*À FAIRE*
1) Dans la lettre sur les droits d'entrée des soies, relevez toutes les villes françaises mentionnées.
2) Donnez la suite de la lettre sur les droits d'entrée des soies, à partir de sa dernière phrase.

··· EXTRAIT DE LA PAGE ···

AU RÉDACTEUR.
Lyon, le 6 janvier 1832.
Monsieur,
Dans son N° d'hier, le Courrier de Lyon annonce que la commission de la chambre des députés, chargée d'examiner la loi des douanes, en a écarté une disposition qui admettait la libre importation des soies étrangères et défendait l'exportation des soies françaises ; il ajoute qu'en même temps elle a remplacé cette disposition par une autre qui consacre, en faveur de la réexportation, le principe de la restitution à l'industrie du montant des droits d'entrée, et qu'en conséquence elle a proposé d'accorder à la sortie des étoffes de soie unies de toutes les manufactures françaises une prime qui, calculée sur la valeur totale de ces étoffes, devait être de 2 p. 100.
Le Courrier remarque ensuite que les fabriques de Nîmes et d'Avignon n'emploient que des soies indigènes ; d'où il suit que celle de Lyon seule emploie des soies étrangères : ce qui, néanmoins, ne l'empêche pas d'applaudir sans réserve à la résolution de la commission. Mais il me semble que ses éloges manquent de discernement, et qu'il nous importe de le faire apercevoir. Dans une matière pour nous aussi sérieuse et qui touche de si près à notre prospérité, les fautes même légères pourraient avoir encore les plus graves conséquences.
Nous ne devons donc pas dire d'abord que l'abolition proposée des droits d'entrée consommerait la ruine des filateurs et tordeurs français : ce langage serait par trop inexact. Toutefois, il faut reconnaître que la commission a eu raison de repousser cette proposition et de la remplacer par la restitution, en faveur de nos exportations, du montant de ces mêmes droits ; car le prix des soies n'aurait pas baissé d'une valeur égale à celle de la taxe supprimée, notre industrie n'aurait pas seule profité de cette suppression, et l'Italie en aurait partagé le bénéfice avec elle.
Par la restitution, au contraire, ce bénéfice nous reste tout entier ; et, en l'employant à favoriser nos exportations, nous leur accordons un secours plus important que celui qu'elles recevraient de la suppression des droits.
Mais, tout en louant la justesse des vues de la commission, je crois que l’on ne doit pas une approbation [3.2]aussi entière au mode qu'elle a proposé pour la restitution du montant des droits. Je pense que le principe en étant une fois adopté, il doit être complètement observé, et qu'il faut, par conséquent, que la restitution qu'il consacre soit entière. Or, pour atteindre ce but, la valeur de la taxe doit être rendue en totalité à ceux-là qui l'ont déboursée, c'est-à-dire à la fabrique de Lyon, qui seule, comme le dit le Courrier, emploie des soies étrangères.

··· DONNÉES FOURNIES ···

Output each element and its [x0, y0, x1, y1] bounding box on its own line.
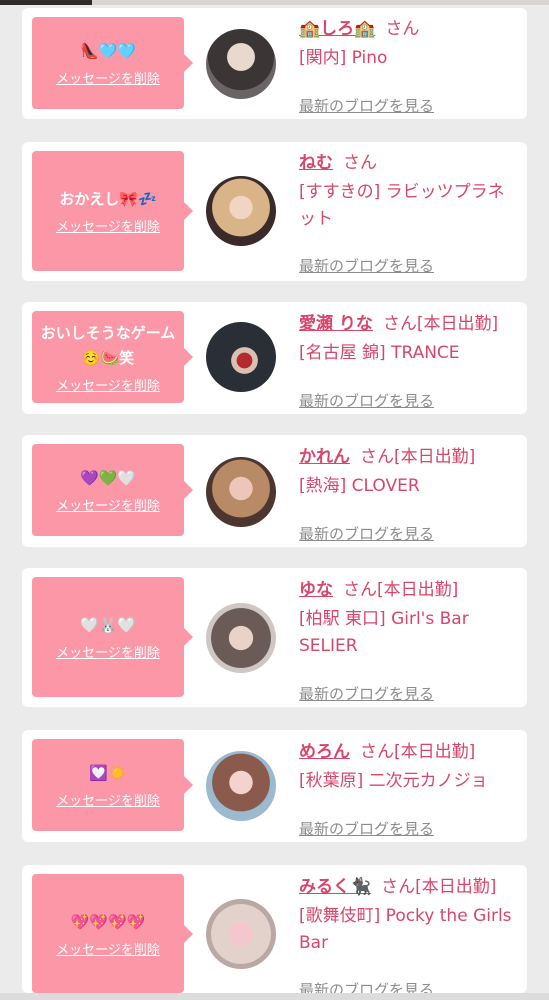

···

*LES RÉPONSES*
1) Les villes françaises mentionnées sont Lyon, Nîmes et Avignon.

2)
Dans ce cas donc, la seule valeur des exportations de notre fabrique devrait être prise pour base de la fixation du taux de la prime. Cette induction est rigourement juste. Alors, doublée par ce calcul, la prime destinée à protéger l'écoulement de nos soieries unies, serait portée de 2 à 4 p. 100, puisqu'en ce genre les exportations de Lyon ne font que la moitié environ de celles de toute la France.
Voilà ce qu'exigerait naturellement le principe de restitution que vient d'adopter la commission de la chambre des députés. Et notre fabrique me parait être d'autant plus fondée à en demander la complète observation, qu'elle est placée dans des circonstances moins favorables que celles où se trouvent les autres fabriques françaises ; la vie étant plus chère à Lyon que dans les villes où sont établies ces fabriques.
Au reste, si la prime était fixée d'après la base que je viens d'indiquer ; que moins insignifiante, elle pût ainsi nous faire espérer une prétention plus efficace sur les marchés étrangers, nous verrions assurément sans jalousie la même faveur accordée aux autres fabriques nationales, et nous nous réjouirions de leur prospérité autant que de la nôtre.
Mais que nous voyant, après l'adoption d'un principe juste en soi, priver, par la fausse application que l'on en fait, d'une bonne partie des avantages qu'il semblait nous promettre, nous nous mettions aussitôt à proclamer, avec le Courrier de Lyon, que c'est là entrer pleinement dans les intérêts de notre commerce ; c'est, je crois, ce qu'il n'est ni raisonnable ni convenable de faire.
J'ai l'honneur d'être, etc.
D.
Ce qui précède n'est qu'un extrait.